Stored data:
○ ○ ○ ○ ○ ○ ○
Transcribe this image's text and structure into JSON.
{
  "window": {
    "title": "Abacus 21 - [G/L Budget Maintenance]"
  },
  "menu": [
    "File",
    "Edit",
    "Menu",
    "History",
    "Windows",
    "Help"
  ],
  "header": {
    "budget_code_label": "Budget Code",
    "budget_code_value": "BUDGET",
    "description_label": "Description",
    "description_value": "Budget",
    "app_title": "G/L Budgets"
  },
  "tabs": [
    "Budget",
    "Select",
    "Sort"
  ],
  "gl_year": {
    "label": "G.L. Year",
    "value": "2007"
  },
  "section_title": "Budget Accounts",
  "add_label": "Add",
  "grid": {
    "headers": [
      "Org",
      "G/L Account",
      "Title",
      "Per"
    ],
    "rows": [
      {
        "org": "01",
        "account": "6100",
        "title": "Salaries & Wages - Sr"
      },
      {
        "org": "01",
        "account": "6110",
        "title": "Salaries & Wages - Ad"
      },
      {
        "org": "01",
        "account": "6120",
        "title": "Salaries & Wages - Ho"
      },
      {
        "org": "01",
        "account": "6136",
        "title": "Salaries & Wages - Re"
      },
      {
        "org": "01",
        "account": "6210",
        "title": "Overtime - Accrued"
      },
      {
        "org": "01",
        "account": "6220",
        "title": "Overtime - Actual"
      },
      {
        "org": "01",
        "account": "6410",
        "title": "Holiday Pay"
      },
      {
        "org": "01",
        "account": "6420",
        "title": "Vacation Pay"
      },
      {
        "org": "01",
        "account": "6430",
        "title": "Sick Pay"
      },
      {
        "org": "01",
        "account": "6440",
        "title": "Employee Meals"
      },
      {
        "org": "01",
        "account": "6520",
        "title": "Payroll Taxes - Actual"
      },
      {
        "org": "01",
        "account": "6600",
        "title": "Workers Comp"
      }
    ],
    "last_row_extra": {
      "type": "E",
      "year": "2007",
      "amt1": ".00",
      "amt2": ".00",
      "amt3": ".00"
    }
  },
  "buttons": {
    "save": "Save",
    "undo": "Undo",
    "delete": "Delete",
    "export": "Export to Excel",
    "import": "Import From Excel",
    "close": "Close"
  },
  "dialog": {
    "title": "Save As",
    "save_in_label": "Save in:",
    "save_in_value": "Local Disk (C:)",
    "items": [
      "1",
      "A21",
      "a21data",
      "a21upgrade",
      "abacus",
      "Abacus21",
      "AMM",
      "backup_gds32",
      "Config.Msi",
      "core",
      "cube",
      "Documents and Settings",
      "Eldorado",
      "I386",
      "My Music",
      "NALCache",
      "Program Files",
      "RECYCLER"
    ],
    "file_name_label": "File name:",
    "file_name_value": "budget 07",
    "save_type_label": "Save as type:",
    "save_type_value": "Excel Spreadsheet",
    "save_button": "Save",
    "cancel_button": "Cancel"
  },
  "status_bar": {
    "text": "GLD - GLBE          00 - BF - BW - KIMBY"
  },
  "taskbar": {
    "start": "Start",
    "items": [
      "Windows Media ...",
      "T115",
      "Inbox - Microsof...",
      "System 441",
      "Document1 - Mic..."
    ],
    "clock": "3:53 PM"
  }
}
○ ○ ○ ○ ○ ○ ○
Required work: Keep only the lines that hold the string "Excel", and copy them out.

Exercise answer:
    "export": "Export to Excel",
    "import": "Import From Excel",
    "save_type_value": "Excel Spreadsheet",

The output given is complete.